** Your goal **
Scan the listing below and copy every line holding "选项错误".

Data entries:

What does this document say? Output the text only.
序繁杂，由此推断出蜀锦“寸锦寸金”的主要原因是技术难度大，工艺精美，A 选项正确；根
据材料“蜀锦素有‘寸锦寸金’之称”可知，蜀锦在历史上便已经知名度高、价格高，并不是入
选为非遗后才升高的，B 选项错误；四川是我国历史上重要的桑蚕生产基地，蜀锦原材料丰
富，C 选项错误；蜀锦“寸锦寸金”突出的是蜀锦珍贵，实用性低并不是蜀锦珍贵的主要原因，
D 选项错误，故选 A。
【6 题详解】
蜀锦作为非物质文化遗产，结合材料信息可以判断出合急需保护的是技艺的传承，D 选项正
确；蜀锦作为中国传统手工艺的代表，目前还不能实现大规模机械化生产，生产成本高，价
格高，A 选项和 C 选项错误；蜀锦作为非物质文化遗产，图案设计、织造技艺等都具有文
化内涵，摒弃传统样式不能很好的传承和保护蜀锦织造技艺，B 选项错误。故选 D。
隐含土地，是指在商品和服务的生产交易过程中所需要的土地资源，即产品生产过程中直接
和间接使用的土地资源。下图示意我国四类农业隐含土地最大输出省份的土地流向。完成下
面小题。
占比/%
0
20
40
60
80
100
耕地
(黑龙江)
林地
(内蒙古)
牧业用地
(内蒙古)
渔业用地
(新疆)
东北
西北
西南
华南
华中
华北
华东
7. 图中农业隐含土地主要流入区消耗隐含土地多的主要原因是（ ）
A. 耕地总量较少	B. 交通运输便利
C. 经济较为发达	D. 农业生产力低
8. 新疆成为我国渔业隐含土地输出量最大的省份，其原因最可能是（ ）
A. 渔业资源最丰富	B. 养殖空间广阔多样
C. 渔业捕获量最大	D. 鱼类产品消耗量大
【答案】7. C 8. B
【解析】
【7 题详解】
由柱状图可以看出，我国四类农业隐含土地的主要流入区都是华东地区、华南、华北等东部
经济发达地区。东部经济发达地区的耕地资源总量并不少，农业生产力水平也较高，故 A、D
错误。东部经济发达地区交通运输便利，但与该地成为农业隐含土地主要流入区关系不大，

** Full response **
选为非遗后才升高的，B 选项错误；四川是我国历史上重要的桑蚕生产基地，蜀锦原材料丰
富，C 选项错误；蜀锦“寸锦寸金”突出的是蜀锦珍贵，实用性低并不是蜀锦珍贵的主要原因，
D 选项错误，故选 A。
格高，A 选项和 C 选项错误；蜀锦作为非物质文化遗产，图案设计、织造技艺等都具有文
化内涵，摒弃传统样式不能很好的传承和保护蜀锦织造技艺，B 选项错误。故选 D。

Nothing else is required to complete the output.